---- Data to process

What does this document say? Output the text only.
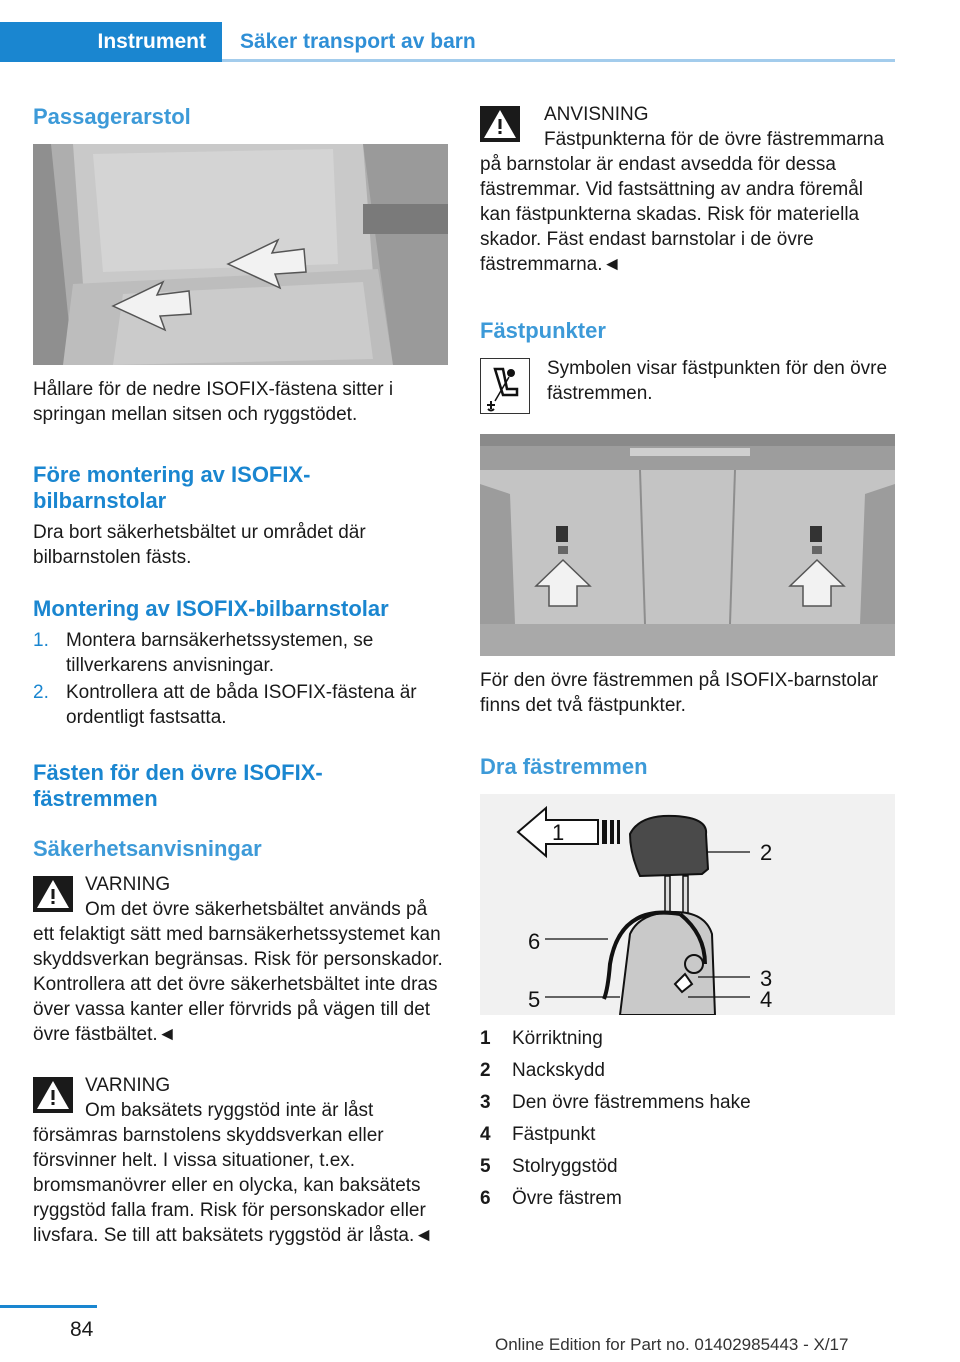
Instrument	Säker transport av barn
Passagerarstol

Hållare för de nedre ISOFIX-fästena sitter i springan mellan sitsen och ryggstödet.

Före montering av ISOFIX-bilbarnstolar

Dra bort säkerhetsbältet ur området där bilbarnstolen fästs.

Montering av ISOFIX-bilbarnstolar
1. Montera barnsäkerhetssystemen, se tillverkarens anvisningar.
2. Kontrollera att de båda ISOFIX-fästena är ordentligt fastsatta.
Fästen för den övre ISOFIX-fästremmen
Säkerhetsanvisningar
VARNING

Om det övre säkerhetsbältet används på ett felaktigt sätt med barnsäkerhetssystemet kan skyddsverkan begränsas. Risk för personskador. Kontrollera att det övre säkerhetsbältet inte dras över vassa kanter eller förvrids på vägen till det övre fästbältet.◄

VARNING

Om baksätets ryggstöd inte är låst försämras barnstolens skyddsverkan eller försvinner helt. I vissa situationer, t.ex. bromsmanövrer eller en olycka, kan baksätets ryggstöd falla fram. Risk för personskador eller livsfara. Se till att baksätets ryggstöd är låsta.◄

ANVISNING

Fästpunkterna för de övre fästremmarna på barnstolar är endast avsedda för dessa fästremmar. Vid fastsättning av andra föremål kan fästpunkterna skadas. Risk för materiella skador. Fäst endast barnstolar i de övre fästremmarna.◄

Fästpunkter

Symbolen visar fästpunkten för den övre fästremmen.

För den övre fästremmen på ISOFIX-barnstolar finns det två fästpunkter.

Dra fästremmen
1
2
3
4
5
6
1 Körriktning
2 Nackskydd
3 Den övre fästremmens hake
4 Fästpunkt
5 Stolryggstöd
6 Övre fästrem
84
Online Edition for Part no. 01402985443 - X/17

--------

→ **What is required**
Search the listing for the string "bilbarnstolar". Copy each line where it turns up.

→ **Output below**
Före montering av ISOFIX-bilbarnstolar
Montering av ISOFIX-bilbarnstolar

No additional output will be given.